**Request**
Extract every line below, verbatim.

Structured figure records
■ ■ ■ ■ ■ ■ ■
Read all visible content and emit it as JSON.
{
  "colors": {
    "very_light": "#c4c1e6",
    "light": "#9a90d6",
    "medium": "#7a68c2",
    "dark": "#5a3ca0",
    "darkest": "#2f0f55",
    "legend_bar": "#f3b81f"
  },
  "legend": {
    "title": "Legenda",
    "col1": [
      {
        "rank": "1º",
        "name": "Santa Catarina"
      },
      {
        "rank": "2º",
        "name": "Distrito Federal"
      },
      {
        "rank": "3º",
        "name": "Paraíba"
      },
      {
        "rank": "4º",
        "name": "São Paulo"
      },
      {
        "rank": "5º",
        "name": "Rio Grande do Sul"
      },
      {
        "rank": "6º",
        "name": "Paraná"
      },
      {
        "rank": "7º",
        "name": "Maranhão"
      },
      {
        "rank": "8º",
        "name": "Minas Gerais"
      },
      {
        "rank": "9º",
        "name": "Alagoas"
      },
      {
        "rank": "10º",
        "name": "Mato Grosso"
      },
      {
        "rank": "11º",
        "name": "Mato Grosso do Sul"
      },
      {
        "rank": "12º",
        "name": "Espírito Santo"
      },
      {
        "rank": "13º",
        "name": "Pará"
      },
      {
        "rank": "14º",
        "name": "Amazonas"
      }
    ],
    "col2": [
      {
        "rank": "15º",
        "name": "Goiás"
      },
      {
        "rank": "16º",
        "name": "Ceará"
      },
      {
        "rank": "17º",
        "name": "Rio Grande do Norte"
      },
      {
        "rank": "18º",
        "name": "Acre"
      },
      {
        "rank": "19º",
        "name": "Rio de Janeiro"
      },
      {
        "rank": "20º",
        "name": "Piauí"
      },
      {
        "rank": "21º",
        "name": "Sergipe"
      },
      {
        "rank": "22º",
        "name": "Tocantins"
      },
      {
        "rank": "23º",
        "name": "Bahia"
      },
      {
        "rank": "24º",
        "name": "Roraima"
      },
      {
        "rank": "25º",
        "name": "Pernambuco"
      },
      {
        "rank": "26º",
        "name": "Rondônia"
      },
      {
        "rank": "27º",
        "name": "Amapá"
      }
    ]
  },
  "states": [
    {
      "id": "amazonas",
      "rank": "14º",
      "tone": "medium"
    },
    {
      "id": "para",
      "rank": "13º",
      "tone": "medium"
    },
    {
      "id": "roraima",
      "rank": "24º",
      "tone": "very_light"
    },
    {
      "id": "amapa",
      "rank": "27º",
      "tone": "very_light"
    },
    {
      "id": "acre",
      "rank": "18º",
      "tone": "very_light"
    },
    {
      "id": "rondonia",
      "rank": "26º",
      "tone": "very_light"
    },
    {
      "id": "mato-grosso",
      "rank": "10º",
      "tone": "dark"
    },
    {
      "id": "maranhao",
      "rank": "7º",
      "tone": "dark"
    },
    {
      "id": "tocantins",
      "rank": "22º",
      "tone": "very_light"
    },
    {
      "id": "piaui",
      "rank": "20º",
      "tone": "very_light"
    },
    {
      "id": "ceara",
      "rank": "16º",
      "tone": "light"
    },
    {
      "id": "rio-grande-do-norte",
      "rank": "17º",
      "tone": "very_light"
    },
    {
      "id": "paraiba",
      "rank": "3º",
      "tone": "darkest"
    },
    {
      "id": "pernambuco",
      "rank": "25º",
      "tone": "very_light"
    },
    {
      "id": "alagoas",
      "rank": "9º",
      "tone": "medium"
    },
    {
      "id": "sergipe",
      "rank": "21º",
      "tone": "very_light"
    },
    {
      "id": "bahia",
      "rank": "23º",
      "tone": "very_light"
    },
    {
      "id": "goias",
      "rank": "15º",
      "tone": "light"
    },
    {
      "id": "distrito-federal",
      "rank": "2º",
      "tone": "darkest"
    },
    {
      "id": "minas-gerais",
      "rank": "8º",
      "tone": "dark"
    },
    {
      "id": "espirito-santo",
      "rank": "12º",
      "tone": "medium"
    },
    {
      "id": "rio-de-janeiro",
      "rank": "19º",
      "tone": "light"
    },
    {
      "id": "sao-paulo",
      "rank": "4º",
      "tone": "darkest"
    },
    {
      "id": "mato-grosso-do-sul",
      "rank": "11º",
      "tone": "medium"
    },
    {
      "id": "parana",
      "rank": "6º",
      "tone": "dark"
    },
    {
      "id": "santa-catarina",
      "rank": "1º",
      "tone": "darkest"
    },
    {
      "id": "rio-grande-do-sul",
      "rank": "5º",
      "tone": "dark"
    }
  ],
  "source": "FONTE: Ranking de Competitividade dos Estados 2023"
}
■ ■ ■ ■ ■ ■ ■
**Worked answer**
Read all visible content and emit it as JSON.
{
  "colors": {
    "very_light": "#c4c1e6",
    "light": "#9a90d6",
    "medium": "#7a68c2",
    "dark": "#5a3ca0",
    "darkest": "#2f0f55",
    "legend_bar": "#f3b81f"
  },
  "legend": {
    "title": "Legenda",
    "col1": [
      {
        "rank": "1º",
        "name": "Santa Catarina"
      },
      {
        "rank": "2º",
        "name": "Distrito Federal"
      },
      {
        "rank": "3º",
        "name": "Paraíba"
      },
      {
        "rank": "4º",
        "name": "São Paulo"
      },
      {
        "rank": "5º",
        "name": "Rio Grande do Sul"
      },
      {
        "rank": "6º",
        "name": "Paraná"
      },
      {
        "rank": "7º",
        "name": "Maranhão"
      },
      {
        "rank": "8º",
        "name": "Minas Gerais"
      },
      {
        "rank": "9º",
        "name": "Alagoas"
      },
      {
        "rank": "10º",
        "name": "Mato Grosso"
      },
      {
        "rank": "11º",
        "name": "Mato Grosso do Sul"
      },
      {
        "rank": "12º",
        "name": "Espírito Santo"
      },
      {
        "rank": "13º",
        "name": "Pará"
      },
      {
        "rank": "14º",
        "name": "Amazonas"
      }
    ],
    "col2": [
      {
        "rank": "15º",
        "name": "Goiás"
      },
      {
        "rank": "16º",
        "name": "Ceará"
      },
      {
        "rank": "17º",
        "name": "Rio Grande do Norte"
      },
      {
        "rank": "18º",
        "name": "Acre"
      },
      {
        "rank": "19º",
        "name": "Rio de Janeiro"
      },
      {
        "rank": "20º",
        "name": "Piauí"
      },
      {
        "rank": "21º",
        "name": "Sergipe"
      },
      {
        "rank": "22º",
        "name": "Tocantins"
      },
      {
        "rank": "23º",
        "name": "Bahia"
      },
      {
        "rank": "24º",
        "name": "Roraima"
      },
      {
        "rank": "25º",
        "name": "Pernambuco"
      },
      {
        "rank": "26º",
        "name": "Rondônia"
      },
      {
        "rank": "27º",
        "name": "Amapá"
      }
    ]
  },
  "states": [
    {
      "id": "amazonas",
      "rank": "14º",
      "tone": "medium"
    },
    {
      "id": "para",
      "rank": "13º",
      "tone": "medium"
    },
    {
      "id": "roraima",
      "rank": "24º",
      "tone": "very_light"
    },
    {
      "id": "amapa",
      "rank": "27º",
      "tone": "very_light"
    },
    {
      "id": "acre",
      "rank": "18º",
      "tone": "very_light"
    },
    {
      "id": "rondonia",
      "rank": "26º",
      "tone": "very_light"
    },
    {
      "id": "mato-grosso",
      "rank": "10º",
      "tone": "dark"
    },
    {
      "id": "maranhao",
      "rank": "7º",
      "tone": "dark"
    },
    {
      "id": "tocantins",
      "rank": "22º",
      "tone": "very_light"
    },
    {
      "id": "piaui",
      "rank": "20º",
      "tone": "very_light"
    },
    {
      "id": "ceara",
      "rank": "16º",
      "tone": "light"
    },
    {
      "id": "rio-grande-do-norte",
      "rank": "17º",
      "tone": "very_light"
    },
    {
      "id": "paraiba",
      "rank": "3º",
      "tone": "darkest"
    },
    {
      "id": "pernambuco",
      "rank": "25º",
      "tone": "very_light"
    },
    {
      "id": "alagoas",
      "rank": "9º",
      "tone": "medium"
    },
    {
      "id": "sergipe",
      "rank": "21º",
      "tone": "very_light"
    },
    {
      "id": "bahia",
      "rank": "23º",
      "tone": "very_light"
    },
    {
      "id": "goias",
      "rank": "15º",
      "tone": "light"
    },
    {
      "id": "distrito-federal",
      "rank": "2º",
      "tone": "darkest"
    },
    {
      "id": "minas-gerais",
      "rank": "8º",
      "tone": "dark"
    },
    {
      "id": "espirito-santo",
      "rank": "12º",
      "tone": "medium"
    },
    {
      "id": "rio-de-janeiro",
      "rank": "19º",
      "tone": "light"
    },
    {
      "id": "sao-paulo",
      "rank": "4º",
      "tone": "darkest"
    },
    {
      "id": "mato-grosso-do-sul",
      "rank": "11º",
      "tone": "medium"
    },
    {
      "id": "parana",
      "rank": "6º",
      "tone": "dark"
    },
    {
      "id": "santa-catarina",
      "rank": "1º",
      "tone": "darkest"
    },
    {
      "id": "rio-grande-do-sul",
      "rank": "5º",
      "tone": "dark"
    }
  ],
  "source": "FONTE: Ranking de Competitividade dos Estados 2023"
}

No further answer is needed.